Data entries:
☆ ☆ ☆ ☆ ☆
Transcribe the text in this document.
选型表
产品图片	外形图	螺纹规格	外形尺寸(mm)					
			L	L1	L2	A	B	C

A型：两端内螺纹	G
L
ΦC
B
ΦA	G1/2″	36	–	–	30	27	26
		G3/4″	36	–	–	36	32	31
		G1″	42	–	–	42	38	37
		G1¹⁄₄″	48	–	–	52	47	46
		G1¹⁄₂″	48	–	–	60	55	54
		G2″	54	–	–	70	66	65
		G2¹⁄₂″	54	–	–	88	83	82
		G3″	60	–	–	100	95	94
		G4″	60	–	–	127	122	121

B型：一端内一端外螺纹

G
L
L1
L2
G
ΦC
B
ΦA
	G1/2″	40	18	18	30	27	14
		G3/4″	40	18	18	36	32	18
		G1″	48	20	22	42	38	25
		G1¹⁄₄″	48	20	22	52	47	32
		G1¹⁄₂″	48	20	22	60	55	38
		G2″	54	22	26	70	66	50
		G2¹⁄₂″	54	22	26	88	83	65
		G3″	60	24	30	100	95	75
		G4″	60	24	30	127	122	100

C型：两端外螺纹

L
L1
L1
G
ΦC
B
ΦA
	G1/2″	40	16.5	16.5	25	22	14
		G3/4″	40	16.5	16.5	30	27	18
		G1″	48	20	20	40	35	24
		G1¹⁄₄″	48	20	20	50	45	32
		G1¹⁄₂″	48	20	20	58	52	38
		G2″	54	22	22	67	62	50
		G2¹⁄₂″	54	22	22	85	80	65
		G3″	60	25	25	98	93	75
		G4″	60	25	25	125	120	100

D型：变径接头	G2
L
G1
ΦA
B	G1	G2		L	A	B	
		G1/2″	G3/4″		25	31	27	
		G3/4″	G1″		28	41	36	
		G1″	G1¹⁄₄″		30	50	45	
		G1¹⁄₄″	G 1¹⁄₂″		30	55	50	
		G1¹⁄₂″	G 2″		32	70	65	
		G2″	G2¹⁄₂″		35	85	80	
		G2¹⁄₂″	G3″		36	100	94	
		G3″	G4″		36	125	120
☆ ☆ ☆ ☆ ☆
### [Goal]
Write out all the data again, exactly as it appears.

### [The answer]
Transcribe the text in this document.
选型表
产品图片	外形图	螺纹规格	外形尺寸(mm)					
			L	L1	L2	A	B	C

A型：两端内螺纹	G
L
ΦC
B
ΦA	G1/2″	36	–	–	30	27	26
		G3/4″	36	–	–	36	32	31
		G1″	42	–	–	42	38	37
		G1¹⁄₄″	48	–	–	52	47	46
		G1¹⁄₂″	48	–	–	60	55	54
		G2″	54	–	–	70	66	65
		G2¹⁄₂″	54	–	–	88	83	82
		G3″	60	–	–	100	95	94
		G4″	60	–	–	127	122	121

B型：一端内一端外螺纹

G
L
L1
L2
G
ΦC
B
ΦA
	G1/2″	40	18	18	30	27	14
		G3/4″	40	18	18	36	32	18
		G1″	48	20	22	42	38	25
		G1¹⁄₄″	48	20	22	52	47	32
		G1¹⁄₂″	48	20	22	60	55	38
		G2″	54	22	26	70	66	50
		G2¹⁄₂″	54	22	26	88	83	65
		G3″	60	24	30	100	95	75
		G4″	60	24	30	127	122	100

C型：两端外螺纹

L
L1
L1
G
ΦC
B
ΦA
	G1/2″	40	16.5	16.5	25	22	14
		G3/4″	40	16.5	16.5	30	27	18
		G1″	48	20	20	40	35	24
		G1¹⁄₄″	48	20	20	50	45	32
		G1¹⁄₂″	48	20	20	58	52	38
		G2″	54	22	22	67	62	50
		G2¹⁄₂″	54	22	22	85	80	65
		G3″	60	25	25	98	93	75
		G4″	60	25	25	125	120	100

D型：变径接头	G2
L
G1
ΦA
B	G1	G2		L	A	B	
		G1/2″	G3/4″		25	31	27	
		G3/4″	G1″		28	41	36	
		G1″	G1¹⁄₄″		30	50	45	
		G1¹⁄₄″	G 1¹⁄₂″		30	55	50	
		G1¹⁄₂″	G 2″		32	70	65	
		G2″	G2¹⁄₂″		35	85	80	
		G2¹⁄₂″	G3″		36	100	94	
		G3″	G4″		36	125	120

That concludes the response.